* _Written task_
Pick out the lines below that include the string "abroad".

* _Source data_
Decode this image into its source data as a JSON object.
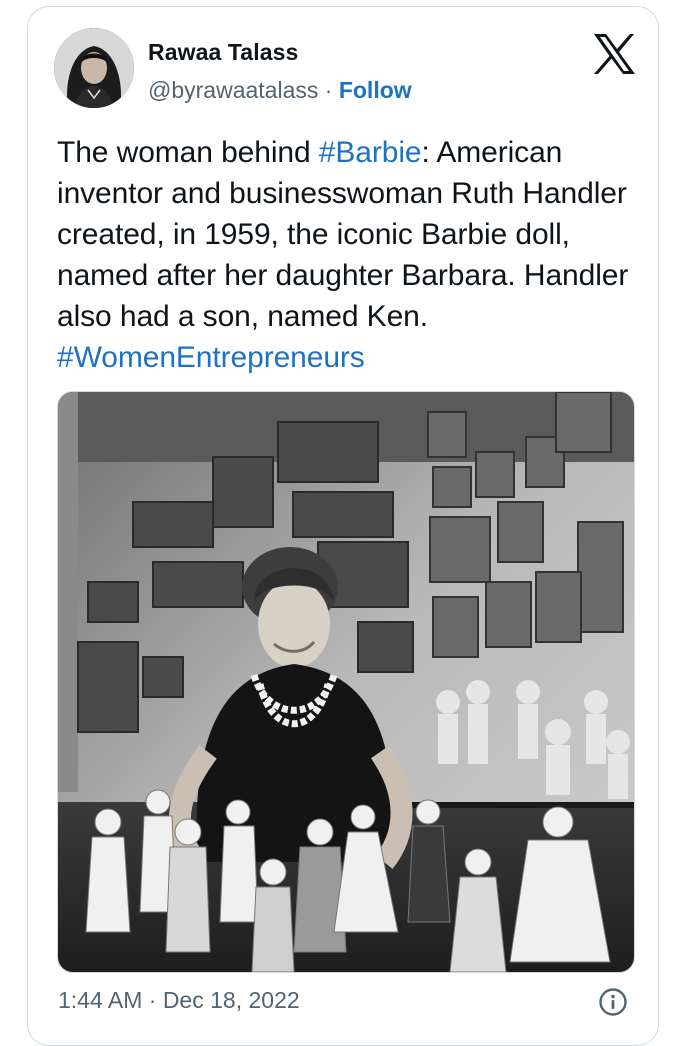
{
  "author": {
    "name": "Rawaa Talass",
    "handle": "@byrawaatalass",
    "separator": " · ",
    "follow_label": "Follow"
  },
  "logo": {
    "icon": "x-logo-icon"
  },
  "tweet": {
    "segments": [
      {
        "text": "The woman behind ",
        "type": "text"
      },
      {
        "text": "#Barbie",
        "type": "hashtag"
      },
      {
        "text": ": American inventor and businesswoman Ruth Handler created, in 1959, the iconic Barbie doll, named after her daughter Barbara. Handler also had a son, named Ken. ",
        "type": "text"
      },
      {
        "text": "#WomenEntrepreneurs",
        "type": "hashtag"
      }
    ]
  },
  "footer": {
    "timestamp": "1:44 AM · Dec 18, 2022",
    "info_icon": "info-icon"
  },
  "colors": {
    "link": "#1d72c4",
    "text": "#0f1419",
    "secondary": "#536471",
    "border": "#cfd9de"
  }
}
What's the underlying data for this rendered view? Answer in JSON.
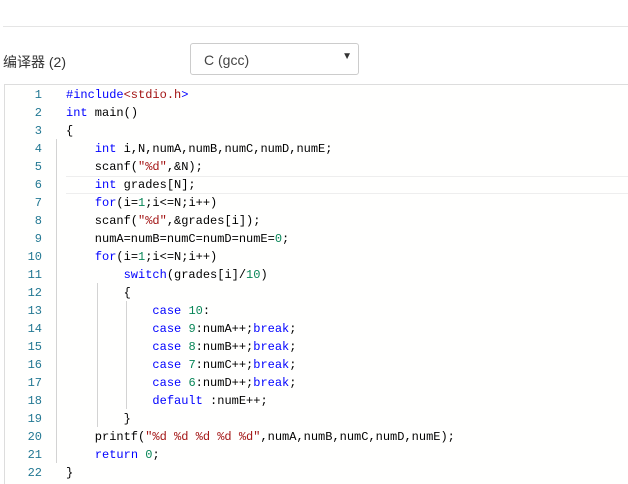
{
  "compiler": {
    "label": "编译器 (2)",
    "selected": "C (gcc)",
    "arrow": "▼"
  },
  "editor": {
    "current_line": 6,
    "lines": [
      [
        [
          "k",
          "#include"
        ],
        [
          "h",
          "<stdio.h"
        ],
        [
          "k",
          ">"
        ]
      ],
      [
        [
          "k",
          "int"
        ],
        [
          "p",
          " main()"
        ]
      ],
      [
        [
          "p",
          "{"
        ]
      ],
      [
        [
          "p",
          "    "
        ],
        [
          "k",
          "int"
        ],
        [
          "p",
          " i,N,numA,numB,numC,numD,numE;"
        ]
      ],
      [
        [
          "p",
          "    scanf("
        ],
        [
          "s",
          "\"%d\""
        ],
        [
          "p",
          ",&N);"
        ]
      ],
      [
        [
          "p",
          "    "
        ],
        [
          "k",
          "int"
        ],
        [
          "p",
          " grades[N];"
        ]
      ],
      [
        [
          "p",
          "    "
        ],
        [
          "k",
          "for"
        ],
        [
          "p",
          "(i="
        ],
        [
          "n",
          "1"
        ],
        [
          "p",
          ";i<=N;i++)"
        ]
      ],
      [
        [
          "p",
          "    scanf("
        ],
        [
          "s",
          "\"%d\""
        ],
        [
          "p",
          ",&grades[i]);"
        ]
      ],
      [
        [
          "p",
          "    numA=numB=numC=numD=numE="
        ],
        [
          "n",
          "0"
        ],
        [
          "p",
          ";"
        ]
      ],
      [
        [
          "p",
          "    "
        ],
        [
          "k",
          "for"
        ],
        [
          "p",
          "(i="
        ],
        [
          "n",
          "1"
        ],
        [
          "p",
          ";i<=N;i++)"
        ]
      ],
      [
        [
          "p",
          "        "
        ],
        [
          "k",
          "switch"
        ],
        [
          "p",
          "(grades[i]/"
        ],
        [
          "n",
          "10"
        ],
        [
          "p",
          ")"
        ]
      ],
      [
        [
          "p",
          "        {"
        ]
      ],
      [
        [
          "p",
          "            "
        ],
        [
          "k",
          "case"
        ],
        [
          "p",
          " "
        ],
        [
          "n",
          "10"
        ],
        [
          "p",
          ":"
        ]
      ],
      [
        [
          "p",
          "            "
        ],
        [
          "k",
          "case"
        ],
        [
          "p",
          " "
        ],
        [
          "n",
          "9"
        ],
        [
          "p",
          ":numA++;"
        ],
        [
          "k",
          "break"
        ],
        [
          "p",
          ";"
        ]
      ],
      [
        [
          "p",
          "            "
        ],
        [
          "k",
          "case"
        ],
        [
          "p",
          " "
        ],
        [
          "n",
          "8"
        ],
        [
          "p",
          ":numB++;"
        ],
        [
          "k",
          "break"
        ],
        [
          "p",
          ";"
        ]
      ],
      [
        [
          "p",
          "            "
        ],
        [
          "k",
          "case"
        ],
        [
          "p",
          " "
        ],
        [
          "n",
          "7"
        ],
        [
          "p",
          ":numC++;"
        ],
        [
          "k",
          "break"
        ],
        [
          "p",
          ";"
        ]
      ],
      [
        [
          "p",
          "            "
        ],
        [
          "k",
          "case"
        ],
        [
          "p",
          " "
        ],
        [
          "n",
          "6"
        ],
        [
          "p",
          ":numD++;"
        ],
        [
          "k",
          "break"
        ],
        [
          "p",
          ";"
        ]
      ],
      [
        [
          "p",
          "            "
        ],
        [
          "k",
          "default"
        ],
        [
          "p",
          " :numE++;"
        ]
      ],
      [
        [
          "p",
          "        }"
        ]
      ],
      [
        [
          "p",
          "    printf("
        ],
        [
          "s",
          "\"%d %d %d %d %d\""
        ],
        [
          "p",
          ",numA,numB,numC,numD,numE);"
        ]
      ],
      [
        [
          "p",
          "    "
        ],
        [
          "k",
          "return"
        ],
        [
          "p",
          " "
        ],
        [
          "n",
          "0"
        ],
        [
          "p",
          ";"
        ]
      ],
      [
        [
          "p",
          "}"
        ]
      ]
    ],
    "line_numbers": [
      "1",
      "2",
      "3",
      "4",
      "5",
      "6",
      "7",
      "8",
      "9",
      "10",
      "11",
      "12",
      "13",
      "14",
      "15",
      "16",
      "17",
      "18",
      "19",
      "20",
      "21",
      "22"
    ]
  }
}
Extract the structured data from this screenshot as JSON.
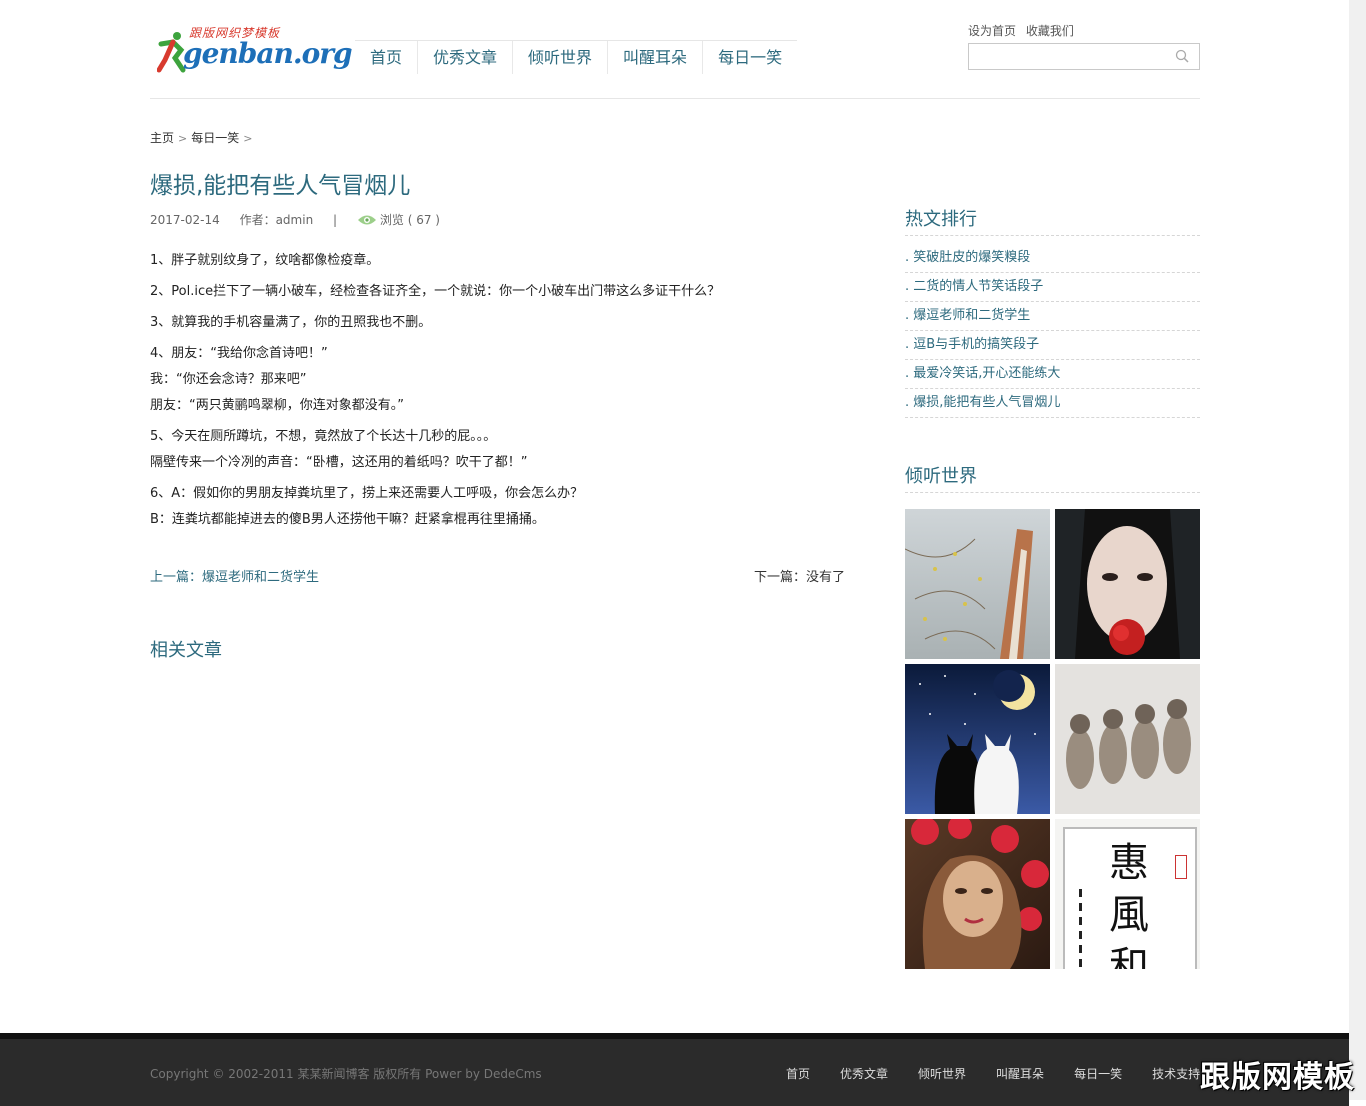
{
  "header": {
    "logo_cn": "跟版网织梦模板",
    "logo_en": "genban.org",
    "nav": [
      "首页",
      "优秀文章",
      "倾听世界",
      "叫醒耳朵",
      "每日一笑"
    ],
    "top_links": [
      "设为首页",
      "收藏我们"
    ],
    "search_placeholder": ""
  },
  "breadcrumb": {
    "home": "主页",
    "category": "每日一笑",
    "sep": ">"
  },
  "article": {
    "title": "爆损,能把有些人气冒烟儿",
    "date": "2017-02-14",
    "author": "作者：admin",
    "divider": "|",
    "views": "浏览 ( 67 )",
    "paragraphs": [
      [
        "1、胖子就别纹身了，纹啥都像检疫章。"
      ],
      [
        "2、Pol.ice拦下了一辆小破车，经检查各证齐全，一个就说：你一个小破车出门带这么多证干什么？"
      ],
      [
        "3、就算我的手机容量满了，你的丑照我也不删。"
      ],
      [
        "4、朋友：“我给你念首诗吧！”",
        "我：“你还会念诗？那来吧”",
        "朋友：“两只黄鹂鸣翠柳，你连对象都没有。”"
      ],
      [
        "5、今天在厕所蹲坑，不想，竟然放了个长达十几秒的屁。。。",
        "隔壁传来一个冷冽的声音：“卧槽，这还用的着纸吗？吹干了都！”"
      ],
      [
        "6、A：假如你的男朋友掉粪坑里了，捞上来还需要人工呼吸，你会怎么办？",
        "B：连粪坑都能掉进去的傻B男人还捞他干嘛？赶紧拿棍再往里捅捅。"
      ]
    ],
    "prev": "上一篇：爆逗老师和二货学生",
    "next": "下一篇：没有了",
    "related_title": "相关文章"
  },
  "sidebar": {
    "hot_title": "热文排行",
    "hot_items": [
      ". 笑破肚皮的爆笑糗段",
      ". 二货的情人节笑话段子",
      ". 爆逗老师和二货学生",
      ". 逗B与手机的搞笑段子",
      ". 最爱冷笑话,开心还能练大",
      ". 爆损,能把有些人气冒烟儿"
    ],
    "gallery_title": "倾听世界",
    "calligraphy": [
      "惠",
      "風",
      "和"
    ]
  },
  "footer": {
    "copyright": "Copyright © 2002-2011 某某新闻博客 版权所有 Power by DedeCms",
    "nav": [
      "首页",
      "优秀文章",
      "倾听世界",
      "叫醒耳朵",
      "每日一笑",
      "技术支持"
    ]
  },
  "watermark": "跟版网模板"
}
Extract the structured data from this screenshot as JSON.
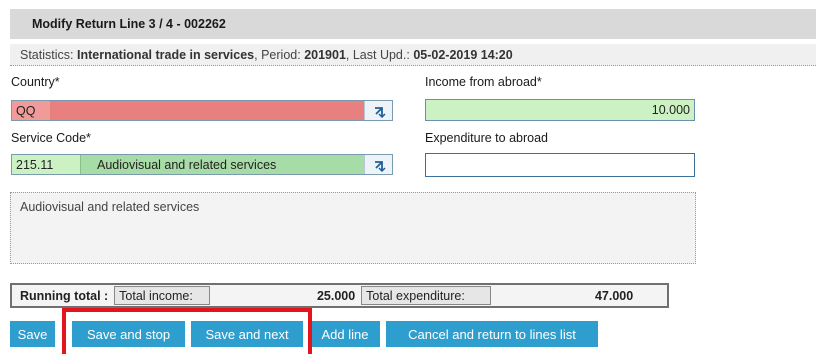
{
  "title": "Modify Return Line 3 / 4 - 002262",
  "stats": {
    "statistics_label": "Statistics:",
    "statistics_value": "International trade in services",
    "period_label": ", Period:",
    "period_value": "201901",
    "last_upd_label": ", Last Upd.:",
    "last_upd_value": "05-02-2019 14:20"
  },
  "form": {
    "country_label": "Country*",
    "country_value": "QQ",
    "income_label": "Income from abroad*",
    "income_value": "10.000",
    "service_code_label": "Service Code*",
    "service_code_value": "215.11",
    "service_code_desc": "Audiovisual and related services",
    "expenditure_label": "Expenditure to abroad",
    "expenditure_value": "",
    "description_text": "Audiovisual and related services"
  },
  "totals": {
    "running_total_label": "Running total :",
    "total_income_label": "Total income:",
    "total_income_value": "25.000",
    "total_expenditure_label": "Total expenditure:",
    "total_expenditure_value": "47.000"
  },
  "buttons": {
    "save": "Save",
    "save_and_stop": "Save and stop",
    "save_and_next": "Save and next",
    "add_line": "Add line",
    "cancel": "Cancel and return to lines list"
  },
  "icons": {
    "lookup": "lookup-arrow-icon"
  },
  "colors": {
    "title_bg": "#d9d9d9",
    "error_red": "#e88080",
    "valid_green": "#ccf2c4",
    "code_green": "#a8dca6",
    "button_blue": "#2e9ecf",
    "highlight_red": "#e3141b"
  }
}
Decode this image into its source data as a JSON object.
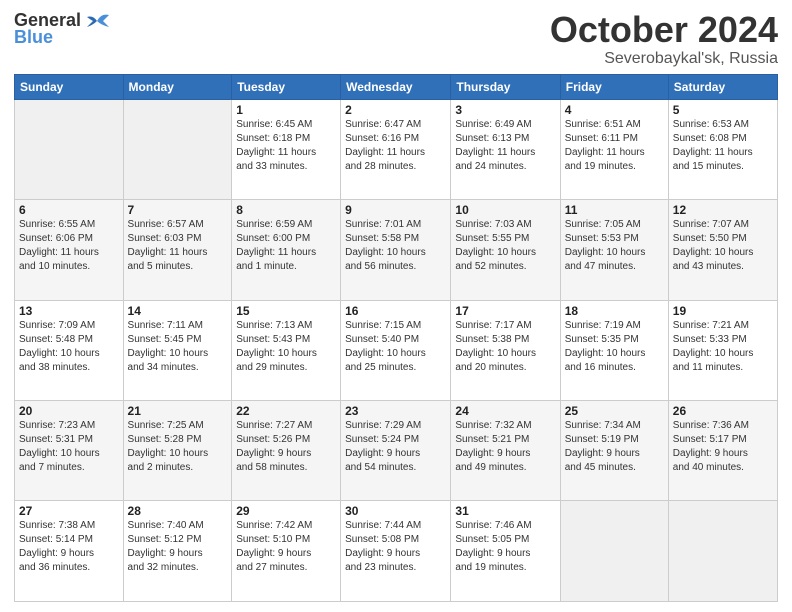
{
  "header": {
    "logo_line1": "General",
    "logo_line2": "Blue",
    "title": "October 2024",
    "subtitle": "Severobaykal'sk, Russia"
  },
  "weekdays": [
    "Sunday",
    "Monday",
    "Tuesday",
    "Wednesday",
    "Thursday",
    "Friday",
    "Saturday"
  ],
  "weeks": [
    [
      {
        "day": "",
        "detail": ""
      },
      {
        "day": "",
        "detail": ""
      },
      {
        "day": "1",
        "detail": "Sunrise: 6:45 AM\nSunset: 6:18 PM\nDaylight: 11 hours\nand 33 minutes."
      },
      {
        "day": "2",
        "detail": "Sunrise: 6:47 AM\nSunset: 6:16 PM\nDaylight: 11 hours\nand 28 minutes."
      },
      {
        "day": "3",
        "detail": "Sunrise: 6:49 AM\nSunset: 6:13 PM\nDaylight: 11 hours\nand 24 minutes."
      },
      {
        "day": "4",
        "detail": "Sunrise: 6:51 AM\nSunset: 6:11 PM\nDaylight: 11 hours\nand 19 minutes."
      },
      {
        "day": "5",
        "detail": "Sunrise: 6:53 AM\nSunset: 6:08 PM\nDaylight: 11 hours\nand 15 minutes."
      }
    ],
    [
      {
        "day": "6",
        "detail": "Sunrise: 6:55 AM\nSunset: 6:06 PM\nDaylight: 11 hours\nand 10 minutes."
      },
      {
        "day": "7",
        "detail": "Sunrise: 6:57 AM\nSunset: 6:03 PM\nDaylight: 11 hours\nand 5 minutes."
      },
      {
        "day": "8",
        "detail": "Sunrise: 6:59 AM\nSunset: 6:00 PM\nDaylight: 11 hours\nand 1 minute."
      },
      {
        "day": "9",
        "detail": "Sunrise: 7:01 AM\nSunset: 5:58 PM\nDaylight: 10 hours\nand 56 minutes."
      },
      {
        "day": "10",
        "detail": "Sunrise: 7:03 AM\nSunset: 5:55 PM\nDaylight: 10 hours\nand 52 minutes."
      },
      {
        "day": "11",
        "detail": "Sunrise: 7:05 AM\nSunset: 5:53 PM\nDaylight: 10 hours\nand 47 minutes."
      },
      {
        "day": "12",
        "detail": "Sunrise: 7:07 AM\nSunset: 5:50 PM\nDaylight: 10 hours\nand 43 minutes."
      }
    ],
    [
      {
        "day": "13",
        "detail": "Sunrise: 7:09 AM\nSunset: 5:48 PM\nDaylight: 10 hours\nand 38 minutes."
      },
      {
        "day": "14",
        "detail": "Sunrise: 7:11 AM\nSunset: 5:45 PM\nDaylight: 10 hours\nand 34 minutes."
      },
      {
        "day": "15",
        "detail": "Sunrise: 7:13 AM\nSunset: 5:43 PM\nDaylight: 10 hours\nand 29 minutes."
      },
      {
        "day": "16",
        "detail": "Sunrise: 7:15 AM\nSunset: 5:40 PM\nDaylight: 10 hours\nand 25 minutes."
      },
      {
        "day": "17",
        "detail": "Sunrise: 7:17 AM\nSunset: 5:38 PM\nDaylight: 10 hours\nand 20 minutes."
      },
      {
        "day": "18",
        "detail": "Sunrise: 7:19 AM\nSunset: 5:35 PM\nDaylight: 10 hours\nand 16 minutes."
      },
      {
        "day": "19",
        "detail": "Sunrise: 7:21 AM\nSunset: 5:33 PM\nDaylight: 10 hours\nand 11 minutes."
      }
    ],
    [
      {
        "day": "20",
        "detail": "Sunrise: 7:23 AM\nSunset: 5:31 PM\nDaylight: 10 hours\nand 7 minutes."
      },
      {
        "day": "21",
        "detail": "Sunrise: 7:25 AM\nSunset: 5:28 PM\nDaylight: 10 hours\nand 2 minutes."
      },
      {
        "day": "22",
        "detail": "Sunrise: 7:27 AM\nSunset: 5:26 PM\nDaylight: 9 hours\nand 58 minutes."
      },
      {
        "day": "23",
        "detail": "Sunrise: 7:29 AM\nSunset: 5:24 PM\nDaylight: 9 hours\nand 54 minutes."
      },
      {
        "day": "24",
        "detail": "Sunrise: 7:32 AM\nSunset: 5:21 PM\nDaylight: 9 hours\nand 49 minutes."
      },
      {
        "day": "25",
        "detail": "Sunrise: 7:34 AM\nSunset: 5:19 PM\nDaylight: 9 hours\nand 45 minutes."
      },
      {
        "day": "26",
        "detail": "Sunrise: 7:36 AM\nSunset: 5:17 PM\nDaylight: 9 hours\nand 40 minutes."
      }
    ],
    [
      {
        "day": "27",
        "detail": "Sunrise: 7:38 AM\nSunset: 5:14 PM\nDaylight: 9 hours\nand 36 minutes."
      },
      {
        "day": "28",
        "detail": "Sunrise: 7:40 AM\nSunset: 5:12 PM\nDaylight: 9 hours\nand 32 minutes."
      },
      {
        "day": "29",
        "detail": "Sunrise: 7:42 AM\nSunset: 5:10 PM\nDaylight: 9 hours\nand 27 minutes."
      },
      {
        "day": "30",
        "detail": "Sunrise: 7:44 AM\nSunset: 5:08 PM\nDaylight: 9 hours\nand 23 minutes."
      },
      {
        "day": "31",
        "detail": "Sunrise: 7:46 AM\nSunset: 5:05 PM\nDaylight: 9 hours\nand 19 minutes."
      },
      {
        "day": "",
        "detail": ""
      },
      {
        "day": "",
        "detail": ""
      }
    ]
  ]
}
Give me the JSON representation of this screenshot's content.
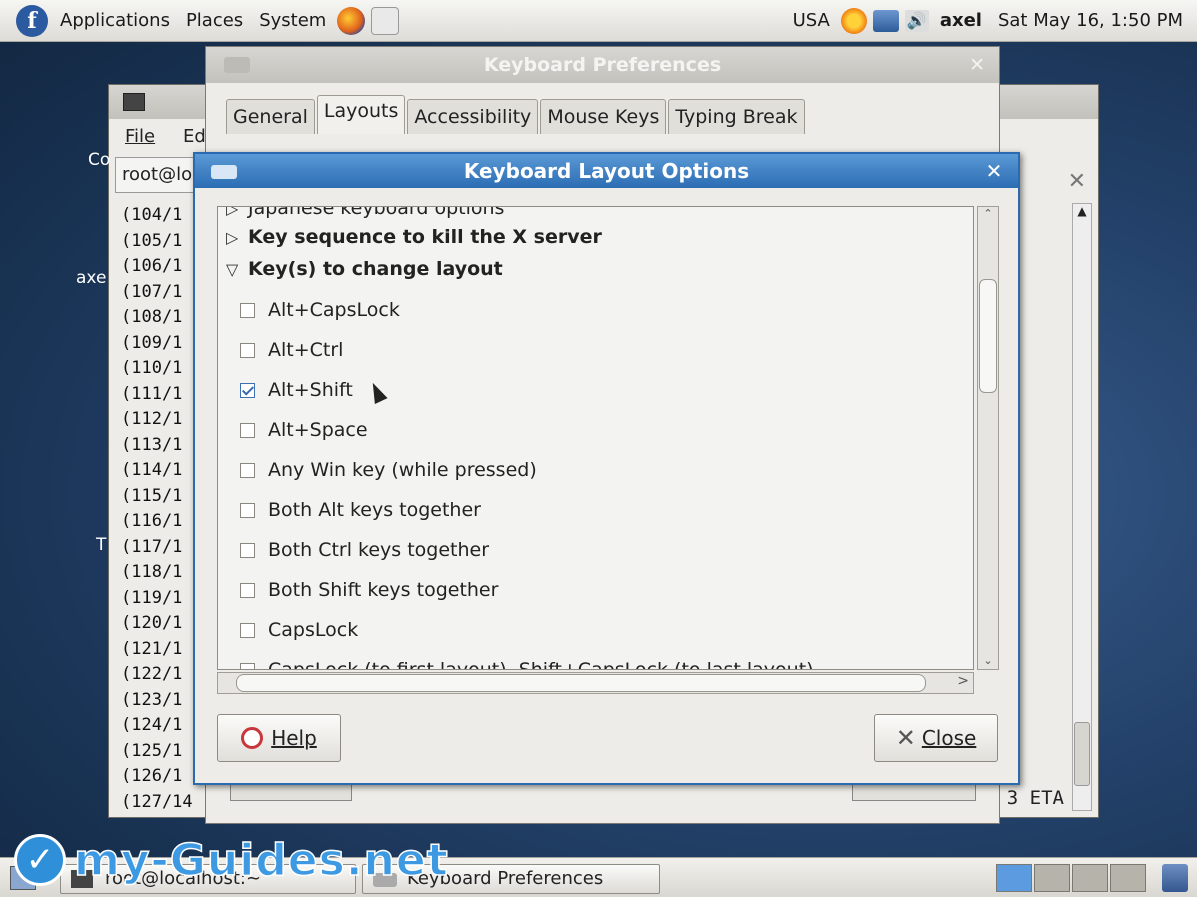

* _Complete response_
    "income_label": "Income from abroad*",
    "expenditure_label": "Expenditure to abroad",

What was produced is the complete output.